* _Directive_: From the listing below, extract each line containing the string "Lighting".

[Data entries]

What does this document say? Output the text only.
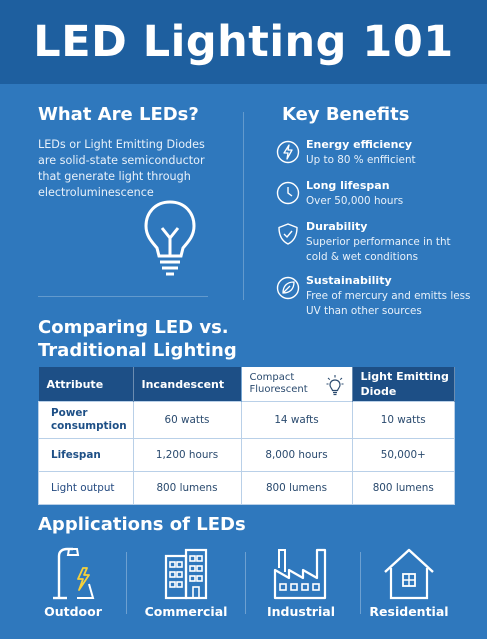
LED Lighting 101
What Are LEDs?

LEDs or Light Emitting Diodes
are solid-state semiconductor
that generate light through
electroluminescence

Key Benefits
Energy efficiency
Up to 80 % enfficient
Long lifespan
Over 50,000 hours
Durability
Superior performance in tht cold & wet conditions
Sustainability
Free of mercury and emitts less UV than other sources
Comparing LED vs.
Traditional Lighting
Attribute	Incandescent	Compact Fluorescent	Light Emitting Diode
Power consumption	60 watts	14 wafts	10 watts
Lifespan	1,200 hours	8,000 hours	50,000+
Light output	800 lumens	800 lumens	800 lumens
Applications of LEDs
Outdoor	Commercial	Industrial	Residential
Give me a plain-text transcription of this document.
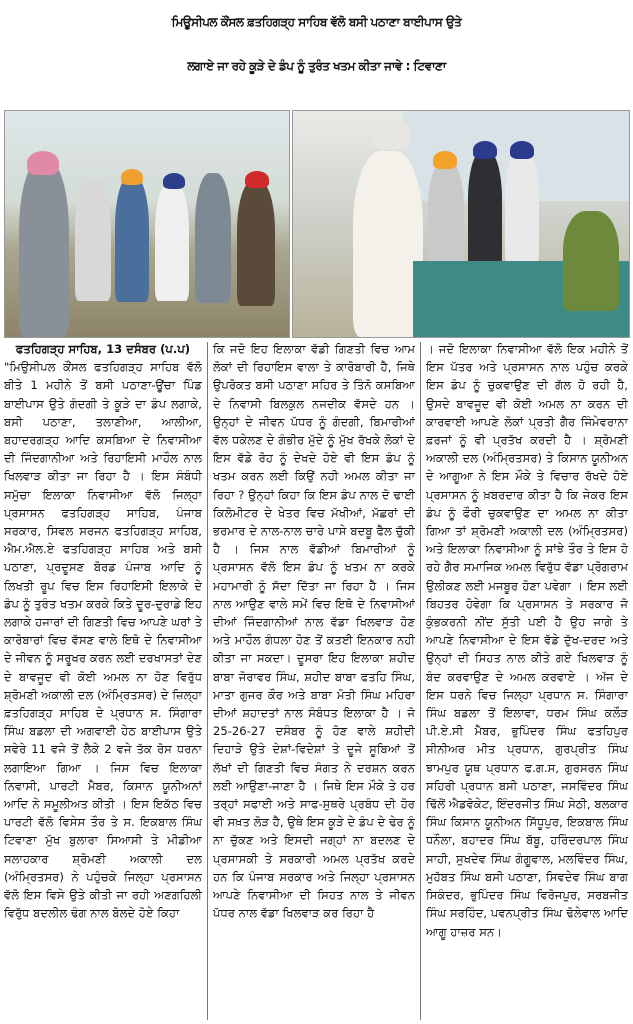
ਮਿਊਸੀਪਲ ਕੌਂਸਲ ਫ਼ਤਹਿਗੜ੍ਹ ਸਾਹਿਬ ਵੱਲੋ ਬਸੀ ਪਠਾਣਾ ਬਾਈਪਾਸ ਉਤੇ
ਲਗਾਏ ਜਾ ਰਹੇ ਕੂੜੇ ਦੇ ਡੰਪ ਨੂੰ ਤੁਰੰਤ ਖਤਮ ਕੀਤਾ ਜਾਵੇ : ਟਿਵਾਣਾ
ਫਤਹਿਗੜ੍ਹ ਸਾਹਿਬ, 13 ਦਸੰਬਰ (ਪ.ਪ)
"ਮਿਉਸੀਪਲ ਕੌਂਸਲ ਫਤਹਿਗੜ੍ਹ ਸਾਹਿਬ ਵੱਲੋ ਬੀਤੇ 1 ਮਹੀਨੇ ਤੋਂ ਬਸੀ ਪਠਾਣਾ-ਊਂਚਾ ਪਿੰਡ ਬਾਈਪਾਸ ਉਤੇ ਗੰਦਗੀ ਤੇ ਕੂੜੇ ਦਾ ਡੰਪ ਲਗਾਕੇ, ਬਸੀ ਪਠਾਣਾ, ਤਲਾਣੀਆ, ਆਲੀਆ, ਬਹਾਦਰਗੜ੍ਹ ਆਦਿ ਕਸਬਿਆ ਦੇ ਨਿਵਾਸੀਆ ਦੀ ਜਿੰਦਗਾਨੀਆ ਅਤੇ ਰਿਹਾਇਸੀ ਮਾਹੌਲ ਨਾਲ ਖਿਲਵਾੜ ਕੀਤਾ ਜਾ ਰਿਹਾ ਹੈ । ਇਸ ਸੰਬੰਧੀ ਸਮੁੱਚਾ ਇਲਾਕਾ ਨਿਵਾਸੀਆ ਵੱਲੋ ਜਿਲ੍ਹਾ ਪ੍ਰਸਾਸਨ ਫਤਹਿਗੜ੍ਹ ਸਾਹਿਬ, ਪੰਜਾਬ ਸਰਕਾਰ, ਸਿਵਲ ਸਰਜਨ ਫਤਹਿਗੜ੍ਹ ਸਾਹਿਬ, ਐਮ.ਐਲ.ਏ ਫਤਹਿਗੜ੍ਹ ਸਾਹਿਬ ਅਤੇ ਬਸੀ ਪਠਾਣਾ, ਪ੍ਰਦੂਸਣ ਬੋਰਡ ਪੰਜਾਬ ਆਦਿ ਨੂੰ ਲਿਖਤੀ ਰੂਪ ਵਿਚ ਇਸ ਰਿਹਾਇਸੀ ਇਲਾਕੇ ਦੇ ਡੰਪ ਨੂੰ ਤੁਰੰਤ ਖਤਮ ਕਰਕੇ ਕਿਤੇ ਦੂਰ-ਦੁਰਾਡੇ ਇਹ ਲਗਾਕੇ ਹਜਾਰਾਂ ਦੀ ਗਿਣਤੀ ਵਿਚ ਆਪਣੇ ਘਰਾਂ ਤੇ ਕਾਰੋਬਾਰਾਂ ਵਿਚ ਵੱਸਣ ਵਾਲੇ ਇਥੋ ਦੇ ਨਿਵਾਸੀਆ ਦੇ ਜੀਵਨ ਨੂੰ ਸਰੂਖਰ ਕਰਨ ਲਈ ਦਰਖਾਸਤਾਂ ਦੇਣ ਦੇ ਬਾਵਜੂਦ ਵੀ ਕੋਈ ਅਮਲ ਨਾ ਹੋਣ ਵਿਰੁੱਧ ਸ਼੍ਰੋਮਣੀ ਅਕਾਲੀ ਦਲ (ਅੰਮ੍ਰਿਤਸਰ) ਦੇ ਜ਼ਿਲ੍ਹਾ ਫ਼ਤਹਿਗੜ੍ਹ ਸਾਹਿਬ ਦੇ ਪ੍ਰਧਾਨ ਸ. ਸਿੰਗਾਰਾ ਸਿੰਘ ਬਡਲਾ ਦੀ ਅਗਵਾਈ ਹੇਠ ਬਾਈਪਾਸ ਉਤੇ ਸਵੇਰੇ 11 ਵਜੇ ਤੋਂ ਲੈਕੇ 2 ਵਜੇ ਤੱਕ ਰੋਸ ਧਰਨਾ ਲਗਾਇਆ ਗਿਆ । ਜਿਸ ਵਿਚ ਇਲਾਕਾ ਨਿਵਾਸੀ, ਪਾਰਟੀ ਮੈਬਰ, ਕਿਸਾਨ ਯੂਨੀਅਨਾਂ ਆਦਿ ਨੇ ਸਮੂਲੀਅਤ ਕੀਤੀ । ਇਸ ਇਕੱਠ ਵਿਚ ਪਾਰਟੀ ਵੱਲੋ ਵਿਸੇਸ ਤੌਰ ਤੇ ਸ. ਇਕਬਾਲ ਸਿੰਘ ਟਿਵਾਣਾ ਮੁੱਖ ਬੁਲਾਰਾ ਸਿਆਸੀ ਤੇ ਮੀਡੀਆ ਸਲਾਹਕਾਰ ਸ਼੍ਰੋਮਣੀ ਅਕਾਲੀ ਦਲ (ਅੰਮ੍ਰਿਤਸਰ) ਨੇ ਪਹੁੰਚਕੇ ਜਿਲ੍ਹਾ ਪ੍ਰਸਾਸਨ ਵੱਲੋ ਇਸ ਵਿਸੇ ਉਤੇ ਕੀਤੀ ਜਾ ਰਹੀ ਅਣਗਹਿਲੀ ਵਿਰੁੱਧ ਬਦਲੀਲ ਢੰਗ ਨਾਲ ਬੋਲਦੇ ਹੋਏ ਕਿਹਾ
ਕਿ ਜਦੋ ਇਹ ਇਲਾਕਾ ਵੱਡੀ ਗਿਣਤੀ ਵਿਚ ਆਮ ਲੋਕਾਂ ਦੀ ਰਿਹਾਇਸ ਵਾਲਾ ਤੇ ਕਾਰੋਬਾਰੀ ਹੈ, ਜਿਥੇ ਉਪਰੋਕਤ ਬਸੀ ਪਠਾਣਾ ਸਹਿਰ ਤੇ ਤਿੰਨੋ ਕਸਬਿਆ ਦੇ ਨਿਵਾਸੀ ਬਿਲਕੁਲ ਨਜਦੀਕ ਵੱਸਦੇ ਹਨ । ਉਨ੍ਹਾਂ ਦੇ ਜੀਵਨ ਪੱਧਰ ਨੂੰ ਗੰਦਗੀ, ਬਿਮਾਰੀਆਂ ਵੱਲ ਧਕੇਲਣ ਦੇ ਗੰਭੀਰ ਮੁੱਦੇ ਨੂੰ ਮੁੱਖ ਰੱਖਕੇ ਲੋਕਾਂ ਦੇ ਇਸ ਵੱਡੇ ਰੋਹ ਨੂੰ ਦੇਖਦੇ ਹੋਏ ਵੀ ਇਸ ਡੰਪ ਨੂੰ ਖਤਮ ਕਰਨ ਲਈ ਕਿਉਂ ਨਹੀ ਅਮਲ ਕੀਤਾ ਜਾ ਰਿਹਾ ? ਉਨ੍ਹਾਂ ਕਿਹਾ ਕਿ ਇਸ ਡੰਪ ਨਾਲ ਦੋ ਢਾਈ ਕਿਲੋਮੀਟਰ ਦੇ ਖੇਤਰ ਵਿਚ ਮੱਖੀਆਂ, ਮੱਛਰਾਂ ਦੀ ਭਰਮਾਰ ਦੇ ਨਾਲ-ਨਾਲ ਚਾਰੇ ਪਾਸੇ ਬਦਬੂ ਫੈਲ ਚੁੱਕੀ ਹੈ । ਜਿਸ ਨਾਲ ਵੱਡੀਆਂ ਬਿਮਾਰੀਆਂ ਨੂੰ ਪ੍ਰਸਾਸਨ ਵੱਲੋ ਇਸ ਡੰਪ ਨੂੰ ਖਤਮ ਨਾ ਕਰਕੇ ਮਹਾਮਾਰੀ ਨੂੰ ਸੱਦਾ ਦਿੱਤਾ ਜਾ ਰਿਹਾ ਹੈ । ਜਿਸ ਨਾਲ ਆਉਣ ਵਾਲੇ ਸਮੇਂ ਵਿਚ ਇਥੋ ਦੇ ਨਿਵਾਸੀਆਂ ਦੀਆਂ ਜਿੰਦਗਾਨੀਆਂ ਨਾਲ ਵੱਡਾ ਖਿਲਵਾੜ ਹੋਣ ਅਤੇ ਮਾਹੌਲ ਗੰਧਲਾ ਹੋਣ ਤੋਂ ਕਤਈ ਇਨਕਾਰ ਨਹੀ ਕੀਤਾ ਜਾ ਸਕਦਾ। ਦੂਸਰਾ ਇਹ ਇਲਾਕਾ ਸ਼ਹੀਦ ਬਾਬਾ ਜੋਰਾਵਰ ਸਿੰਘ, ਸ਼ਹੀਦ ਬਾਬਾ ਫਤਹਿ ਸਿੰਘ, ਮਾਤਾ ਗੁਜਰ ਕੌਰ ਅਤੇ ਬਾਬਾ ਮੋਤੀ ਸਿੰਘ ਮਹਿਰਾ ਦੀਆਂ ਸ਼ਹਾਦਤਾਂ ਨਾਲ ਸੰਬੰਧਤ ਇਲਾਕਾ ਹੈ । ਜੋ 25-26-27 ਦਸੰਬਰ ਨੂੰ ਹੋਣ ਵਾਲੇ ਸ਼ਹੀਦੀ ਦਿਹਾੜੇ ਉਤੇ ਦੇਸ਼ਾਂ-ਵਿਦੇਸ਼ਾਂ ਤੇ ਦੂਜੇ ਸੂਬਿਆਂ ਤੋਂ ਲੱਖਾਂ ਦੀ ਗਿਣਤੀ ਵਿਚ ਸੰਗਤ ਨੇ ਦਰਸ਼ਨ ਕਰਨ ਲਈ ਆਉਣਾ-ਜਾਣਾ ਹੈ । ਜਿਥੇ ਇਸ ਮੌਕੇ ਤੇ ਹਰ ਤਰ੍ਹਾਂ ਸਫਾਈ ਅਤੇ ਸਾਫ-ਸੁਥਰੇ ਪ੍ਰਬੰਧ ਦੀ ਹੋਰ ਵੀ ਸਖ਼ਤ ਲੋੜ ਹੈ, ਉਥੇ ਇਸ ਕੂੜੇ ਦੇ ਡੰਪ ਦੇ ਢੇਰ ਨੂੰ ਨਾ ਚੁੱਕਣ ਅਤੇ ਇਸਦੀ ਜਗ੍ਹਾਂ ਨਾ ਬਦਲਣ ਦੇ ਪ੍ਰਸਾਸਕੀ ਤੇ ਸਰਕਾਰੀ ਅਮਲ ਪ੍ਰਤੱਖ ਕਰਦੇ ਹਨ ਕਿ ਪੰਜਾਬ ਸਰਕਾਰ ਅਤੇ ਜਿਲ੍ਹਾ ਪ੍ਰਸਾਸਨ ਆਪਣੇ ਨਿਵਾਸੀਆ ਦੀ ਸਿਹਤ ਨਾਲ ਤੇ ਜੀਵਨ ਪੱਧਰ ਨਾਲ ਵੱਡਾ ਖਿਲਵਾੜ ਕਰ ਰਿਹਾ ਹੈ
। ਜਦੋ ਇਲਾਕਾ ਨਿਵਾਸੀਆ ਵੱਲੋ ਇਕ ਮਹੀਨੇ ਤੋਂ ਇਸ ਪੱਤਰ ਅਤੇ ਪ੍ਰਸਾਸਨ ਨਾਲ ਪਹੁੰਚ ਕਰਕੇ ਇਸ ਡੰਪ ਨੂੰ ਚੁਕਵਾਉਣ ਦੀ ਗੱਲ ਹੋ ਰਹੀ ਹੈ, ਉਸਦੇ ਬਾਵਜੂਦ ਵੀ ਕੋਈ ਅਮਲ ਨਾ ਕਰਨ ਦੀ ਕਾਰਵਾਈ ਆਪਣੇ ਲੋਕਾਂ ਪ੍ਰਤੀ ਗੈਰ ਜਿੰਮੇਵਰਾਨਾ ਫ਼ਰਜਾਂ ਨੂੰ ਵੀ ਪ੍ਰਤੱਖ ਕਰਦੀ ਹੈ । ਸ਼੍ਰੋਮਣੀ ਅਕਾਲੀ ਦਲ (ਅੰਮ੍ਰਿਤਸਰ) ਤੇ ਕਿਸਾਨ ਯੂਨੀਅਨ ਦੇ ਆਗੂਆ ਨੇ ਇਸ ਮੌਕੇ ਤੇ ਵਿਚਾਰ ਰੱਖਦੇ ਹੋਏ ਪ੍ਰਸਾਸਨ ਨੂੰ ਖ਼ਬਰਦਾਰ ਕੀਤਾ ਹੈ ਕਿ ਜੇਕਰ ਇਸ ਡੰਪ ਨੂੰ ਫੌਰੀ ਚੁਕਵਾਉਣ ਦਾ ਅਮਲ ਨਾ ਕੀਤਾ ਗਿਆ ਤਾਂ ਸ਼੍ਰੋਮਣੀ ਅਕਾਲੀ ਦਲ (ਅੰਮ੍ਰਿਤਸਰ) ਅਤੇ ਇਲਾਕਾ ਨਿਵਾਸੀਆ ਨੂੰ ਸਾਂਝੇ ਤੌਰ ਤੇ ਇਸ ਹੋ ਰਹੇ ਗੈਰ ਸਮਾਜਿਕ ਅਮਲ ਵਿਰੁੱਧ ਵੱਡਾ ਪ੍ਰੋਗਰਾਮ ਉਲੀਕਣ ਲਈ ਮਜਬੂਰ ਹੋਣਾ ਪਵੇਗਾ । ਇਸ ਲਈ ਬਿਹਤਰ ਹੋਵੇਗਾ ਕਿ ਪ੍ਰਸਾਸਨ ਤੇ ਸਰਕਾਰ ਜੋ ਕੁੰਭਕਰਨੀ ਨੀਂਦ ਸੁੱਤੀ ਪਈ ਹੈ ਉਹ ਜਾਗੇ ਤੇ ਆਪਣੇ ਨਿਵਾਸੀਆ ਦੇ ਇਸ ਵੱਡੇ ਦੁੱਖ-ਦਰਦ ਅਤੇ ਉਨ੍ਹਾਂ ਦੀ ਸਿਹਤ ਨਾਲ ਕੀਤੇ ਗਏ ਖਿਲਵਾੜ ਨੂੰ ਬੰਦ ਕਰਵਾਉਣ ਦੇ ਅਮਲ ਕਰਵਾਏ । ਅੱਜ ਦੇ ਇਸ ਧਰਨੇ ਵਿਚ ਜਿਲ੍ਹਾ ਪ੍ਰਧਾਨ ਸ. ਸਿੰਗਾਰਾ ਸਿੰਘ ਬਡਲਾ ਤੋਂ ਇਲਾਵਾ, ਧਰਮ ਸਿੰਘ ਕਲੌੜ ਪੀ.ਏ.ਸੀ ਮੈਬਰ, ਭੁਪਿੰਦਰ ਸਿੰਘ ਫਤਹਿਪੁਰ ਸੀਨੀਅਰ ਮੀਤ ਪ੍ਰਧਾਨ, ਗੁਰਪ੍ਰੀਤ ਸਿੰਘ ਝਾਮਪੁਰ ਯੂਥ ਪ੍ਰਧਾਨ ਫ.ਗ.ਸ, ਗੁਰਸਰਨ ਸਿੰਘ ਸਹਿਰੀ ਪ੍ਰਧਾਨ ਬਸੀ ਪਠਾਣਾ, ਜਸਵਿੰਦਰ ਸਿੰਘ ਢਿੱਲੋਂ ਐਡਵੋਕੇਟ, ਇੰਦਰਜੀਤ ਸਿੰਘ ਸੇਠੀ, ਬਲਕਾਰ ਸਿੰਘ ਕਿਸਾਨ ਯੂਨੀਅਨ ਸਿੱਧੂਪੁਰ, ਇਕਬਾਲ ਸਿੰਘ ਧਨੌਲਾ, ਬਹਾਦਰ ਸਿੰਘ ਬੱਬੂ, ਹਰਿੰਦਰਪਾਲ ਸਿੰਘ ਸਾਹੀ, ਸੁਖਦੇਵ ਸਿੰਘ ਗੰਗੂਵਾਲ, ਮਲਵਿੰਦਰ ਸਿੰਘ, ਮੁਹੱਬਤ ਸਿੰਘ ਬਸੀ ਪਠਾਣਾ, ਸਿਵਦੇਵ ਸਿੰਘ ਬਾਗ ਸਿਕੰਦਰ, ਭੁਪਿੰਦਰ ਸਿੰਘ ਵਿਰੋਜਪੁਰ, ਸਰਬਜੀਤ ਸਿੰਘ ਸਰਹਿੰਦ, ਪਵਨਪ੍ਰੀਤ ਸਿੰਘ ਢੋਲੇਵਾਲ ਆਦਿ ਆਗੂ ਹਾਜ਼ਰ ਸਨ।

* _Written response_:
LED Lighting 101
Traditional Lighting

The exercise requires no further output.